Extract every line that includes the string "content".

..........

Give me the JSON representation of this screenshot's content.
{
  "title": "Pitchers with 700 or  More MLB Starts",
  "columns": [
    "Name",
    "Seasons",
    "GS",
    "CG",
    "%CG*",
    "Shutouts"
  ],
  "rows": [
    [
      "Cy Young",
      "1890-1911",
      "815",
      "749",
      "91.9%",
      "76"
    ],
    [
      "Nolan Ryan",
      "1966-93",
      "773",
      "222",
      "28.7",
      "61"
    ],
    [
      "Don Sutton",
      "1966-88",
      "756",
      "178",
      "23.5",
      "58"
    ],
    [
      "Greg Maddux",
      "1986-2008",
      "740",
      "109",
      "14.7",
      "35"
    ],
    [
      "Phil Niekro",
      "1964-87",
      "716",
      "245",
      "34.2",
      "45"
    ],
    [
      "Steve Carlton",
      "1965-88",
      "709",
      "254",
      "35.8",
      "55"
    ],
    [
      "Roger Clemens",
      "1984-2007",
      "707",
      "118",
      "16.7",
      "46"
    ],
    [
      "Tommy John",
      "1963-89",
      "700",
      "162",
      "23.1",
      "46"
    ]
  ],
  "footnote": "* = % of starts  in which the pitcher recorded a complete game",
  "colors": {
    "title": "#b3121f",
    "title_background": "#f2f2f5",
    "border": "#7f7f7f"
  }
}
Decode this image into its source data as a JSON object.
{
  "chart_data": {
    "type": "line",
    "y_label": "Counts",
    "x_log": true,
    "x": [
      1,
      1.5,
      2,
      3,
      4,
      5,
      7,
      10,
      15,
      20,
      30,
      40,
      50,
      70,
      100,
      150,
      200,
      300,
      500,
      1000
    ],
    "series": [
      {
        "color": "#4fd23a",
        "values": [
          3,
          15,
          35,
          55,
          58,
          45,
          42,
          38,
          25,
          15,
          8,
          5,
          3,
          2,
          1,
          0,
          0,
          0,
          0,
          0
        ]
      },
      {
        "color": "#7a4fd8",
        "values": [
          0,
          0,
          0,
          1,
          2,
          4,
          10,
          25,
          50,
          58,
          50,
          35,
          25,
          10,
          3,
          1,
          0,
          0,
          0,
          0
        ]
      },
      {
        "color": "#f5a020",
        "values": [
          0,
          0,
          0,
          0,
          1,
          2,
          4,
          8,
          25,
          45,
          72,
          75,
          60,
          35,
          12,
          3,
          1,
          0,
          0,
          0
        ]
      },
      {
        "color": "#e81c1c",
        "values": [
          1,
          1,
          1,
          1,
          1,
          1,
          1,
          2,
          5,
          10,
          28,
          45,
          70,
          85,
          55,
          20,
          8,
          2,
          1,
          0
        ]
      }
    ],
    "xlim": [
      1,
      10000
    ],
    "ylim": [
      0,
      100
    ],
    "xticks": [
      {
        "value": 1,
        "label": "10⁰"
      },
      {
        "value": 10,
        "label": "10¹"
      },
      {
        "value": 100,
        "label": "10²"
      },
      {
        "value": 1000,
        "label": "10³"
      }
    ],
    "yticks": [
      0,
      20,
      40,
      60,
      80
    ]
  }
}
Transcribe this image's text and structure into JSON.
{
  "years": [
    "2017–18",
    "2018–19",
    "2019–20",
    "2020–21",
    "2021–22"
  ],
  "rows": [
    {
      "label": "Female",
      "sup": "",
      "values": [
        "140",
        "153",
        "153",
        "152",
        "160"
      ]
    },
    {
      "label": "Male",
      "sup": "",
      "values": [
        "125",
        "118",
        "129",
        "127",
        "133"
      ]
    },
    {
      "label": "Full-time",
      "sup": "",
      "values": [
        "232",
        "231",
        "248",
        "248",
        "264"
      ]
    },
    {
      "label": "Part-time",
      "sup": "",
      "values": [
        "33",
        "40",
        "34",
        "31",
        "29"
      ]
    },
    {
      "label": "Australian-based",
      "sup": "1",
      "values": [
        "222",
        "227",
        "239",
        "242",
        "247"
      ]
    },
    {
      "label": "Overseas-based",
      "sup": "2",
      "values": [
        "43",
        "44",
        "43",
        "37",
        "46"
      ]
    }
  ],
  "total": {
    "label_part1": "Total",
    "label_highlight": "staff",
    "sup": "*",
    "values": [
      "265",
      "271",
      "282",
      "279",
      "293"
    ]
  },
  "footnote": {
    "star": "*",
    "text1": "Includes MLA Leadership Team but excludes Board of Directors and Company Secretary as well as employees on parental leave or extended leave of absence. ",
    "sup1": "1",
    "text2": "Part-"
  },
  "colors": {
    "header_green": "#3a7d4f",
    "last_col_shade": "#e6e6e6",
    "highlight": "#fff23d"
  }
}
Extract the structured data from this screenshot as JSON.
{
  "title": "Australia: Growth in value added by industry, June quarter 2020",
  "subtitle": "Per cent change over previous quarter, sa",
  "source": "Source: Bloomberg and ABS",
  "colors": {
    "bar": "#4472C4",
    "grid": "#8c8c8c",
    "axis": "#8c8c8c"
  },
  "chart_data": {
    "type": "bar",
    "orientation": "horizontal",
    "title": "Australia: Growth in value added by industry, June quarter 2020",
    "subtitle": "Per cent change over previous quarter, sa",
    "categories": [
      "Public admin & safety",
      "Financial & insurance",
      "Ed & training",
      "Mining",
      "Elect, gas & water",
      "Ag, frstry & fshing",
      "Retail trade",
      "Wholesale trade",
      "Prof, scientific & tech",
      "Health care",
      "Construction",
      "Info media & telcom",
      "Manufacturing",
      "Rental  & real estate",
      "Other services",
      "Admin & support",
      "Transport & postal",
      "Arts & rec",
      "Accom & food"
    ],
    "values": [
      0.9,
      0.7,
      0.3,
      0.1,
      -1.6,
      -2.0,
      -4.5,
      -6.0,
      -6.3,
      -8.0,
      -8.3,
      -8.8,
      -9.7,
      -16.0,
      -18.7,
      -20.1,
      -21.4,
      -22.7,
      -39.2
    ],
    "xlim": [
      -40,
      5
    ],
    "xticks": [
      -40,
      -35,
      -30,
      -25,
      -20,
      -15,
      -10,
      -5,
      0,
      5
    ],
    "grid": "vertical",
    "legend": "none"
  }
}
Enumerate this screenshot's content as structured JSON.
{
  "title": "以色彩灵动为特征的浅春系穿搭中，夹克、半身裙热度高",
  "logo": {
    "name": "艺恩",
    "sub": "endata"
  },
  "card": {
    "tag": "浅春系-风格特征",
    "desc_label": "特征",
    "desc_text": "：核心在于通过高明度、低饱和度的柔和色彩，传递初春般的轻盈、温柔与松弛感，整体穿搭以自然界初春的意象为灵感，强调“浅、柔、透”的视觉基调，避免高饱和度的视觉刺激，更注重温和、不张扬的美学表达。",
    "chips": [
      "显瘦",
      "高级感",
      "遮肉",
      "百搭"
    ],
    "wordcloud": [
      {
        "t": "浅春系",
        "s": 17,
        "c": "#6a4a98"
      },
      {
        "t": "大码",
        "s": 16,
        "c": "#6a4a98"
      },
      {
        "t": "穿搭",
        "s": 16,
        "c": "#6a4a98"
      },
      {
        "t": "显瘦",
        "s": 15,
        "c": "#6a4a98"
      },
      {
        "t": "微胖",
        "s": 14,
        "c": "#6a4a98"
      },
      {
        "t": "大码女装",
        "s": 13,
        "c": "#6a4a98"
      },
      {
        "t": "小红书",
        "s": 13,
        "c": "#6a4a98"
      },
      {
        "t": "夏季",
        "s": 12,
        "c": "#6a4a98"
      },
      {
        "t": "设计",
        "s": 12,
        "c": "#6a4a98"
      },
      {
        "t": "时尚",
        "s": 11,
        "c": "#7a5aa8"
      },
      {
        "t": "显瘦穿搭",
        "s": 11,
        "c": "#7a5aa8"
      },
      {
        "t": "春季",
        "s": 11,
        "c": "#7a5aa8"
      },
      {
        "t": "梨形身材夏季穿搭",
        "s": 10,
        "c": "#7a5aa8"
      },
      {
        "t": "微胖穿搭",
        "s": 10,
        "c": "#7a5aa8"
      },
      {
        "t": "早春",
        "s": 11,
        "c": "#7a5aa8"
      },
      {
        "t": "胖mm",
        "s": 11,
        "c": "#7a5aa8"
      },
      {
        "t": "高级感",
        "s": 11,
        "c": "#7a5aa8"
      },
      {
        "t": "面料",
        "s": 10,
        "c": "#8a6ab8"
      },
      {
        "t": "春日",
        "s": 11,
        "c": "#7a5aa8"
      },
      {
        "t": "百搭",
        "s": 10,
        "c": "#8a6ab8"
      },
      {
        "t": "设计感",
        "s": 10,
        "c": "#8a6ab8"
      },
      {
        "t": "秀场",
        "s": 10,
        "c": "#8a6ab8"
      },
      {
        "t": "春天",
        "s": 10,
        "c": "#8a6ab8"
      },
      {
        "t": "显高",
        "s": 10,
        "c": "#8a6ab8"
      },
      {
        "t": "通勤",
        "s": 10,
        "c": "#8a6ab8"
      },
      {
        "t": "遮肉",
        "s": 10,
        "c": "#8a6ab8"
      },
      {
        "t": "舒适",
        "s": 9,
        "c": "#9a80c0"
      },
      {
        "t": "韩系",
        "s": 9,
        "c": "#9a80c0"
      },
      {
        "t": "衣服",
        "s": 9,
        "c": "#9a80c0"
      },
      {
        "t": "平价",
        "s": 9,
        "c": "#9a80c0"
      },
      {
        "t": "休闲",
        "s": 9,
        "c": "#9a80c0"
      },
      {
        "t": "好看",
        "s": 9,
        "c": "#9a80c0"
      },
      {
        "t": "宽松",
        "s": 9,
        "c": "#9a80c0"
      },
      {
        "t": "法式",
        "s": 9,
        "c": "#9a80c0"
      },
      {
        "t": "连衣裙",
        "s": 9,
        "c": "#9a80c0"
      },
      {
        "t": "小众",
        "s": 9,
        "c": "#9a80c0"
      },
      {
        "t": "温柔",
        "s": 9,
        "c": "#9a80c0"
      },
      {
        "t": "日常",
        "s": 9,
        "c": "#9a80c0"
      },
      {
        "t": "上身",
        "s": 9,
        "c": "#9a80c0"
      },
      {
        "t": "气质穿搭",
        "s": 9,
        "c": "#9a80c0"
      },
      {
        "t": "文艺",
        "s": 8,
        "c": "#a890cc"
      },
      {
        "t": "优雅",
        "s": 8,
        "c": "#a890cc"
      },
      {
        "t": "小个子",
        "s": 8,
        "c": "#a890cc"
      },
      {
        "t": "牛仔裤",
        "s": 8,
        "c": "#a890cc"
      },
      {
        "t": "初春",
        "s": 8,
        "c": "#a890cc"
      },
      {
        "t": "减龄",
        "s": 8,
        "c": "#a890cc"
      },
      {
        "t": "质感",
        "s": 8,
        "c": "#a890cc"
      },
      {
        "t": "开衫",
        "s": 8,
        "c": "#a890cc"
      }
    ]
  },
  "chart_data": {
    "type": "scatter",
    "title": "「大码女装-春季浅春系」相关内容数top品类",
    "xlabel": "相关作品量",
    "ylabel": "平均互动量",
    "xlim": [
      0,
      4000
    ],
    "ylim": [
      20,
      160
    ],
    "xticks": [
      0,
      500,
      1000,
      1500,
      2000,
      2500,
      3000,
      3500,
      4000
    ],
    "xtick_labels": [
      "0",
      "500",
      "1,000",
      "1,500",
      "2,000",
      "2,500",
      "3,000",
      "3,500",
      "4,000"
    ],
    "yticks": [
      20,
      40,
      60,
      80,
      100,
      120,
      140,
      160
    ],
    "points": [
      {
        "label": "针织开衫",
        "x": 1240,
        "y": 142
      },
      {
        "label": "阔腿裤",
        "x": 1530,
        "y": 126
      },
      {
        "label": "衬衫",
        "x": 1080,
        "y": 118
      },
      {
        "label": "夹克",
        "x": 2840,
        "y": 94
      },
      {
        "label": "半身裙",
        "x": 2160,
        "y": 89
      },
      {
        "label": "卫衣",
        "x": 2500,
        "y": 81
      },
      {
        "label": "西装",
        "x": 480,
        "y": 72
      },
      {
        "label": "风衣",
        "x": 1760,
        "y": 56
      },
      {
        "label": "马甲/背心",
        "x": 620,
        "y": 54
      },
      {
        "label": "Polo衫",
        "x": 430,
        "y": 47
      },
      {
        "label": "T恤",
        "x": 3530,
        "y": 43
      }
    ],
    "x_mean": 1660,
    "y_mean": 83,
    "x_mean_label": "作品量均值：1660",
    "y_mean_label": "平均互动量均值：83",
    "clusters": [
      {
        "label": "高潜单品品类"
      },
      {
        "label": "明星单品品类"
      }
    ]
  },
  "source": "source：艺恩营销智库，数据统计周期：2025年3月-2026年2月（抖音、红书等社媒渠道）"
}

..........

## Solved problem
Give me the JSON representation of this screenshot's content.
Enumerate this screenshot's content as structured JSON.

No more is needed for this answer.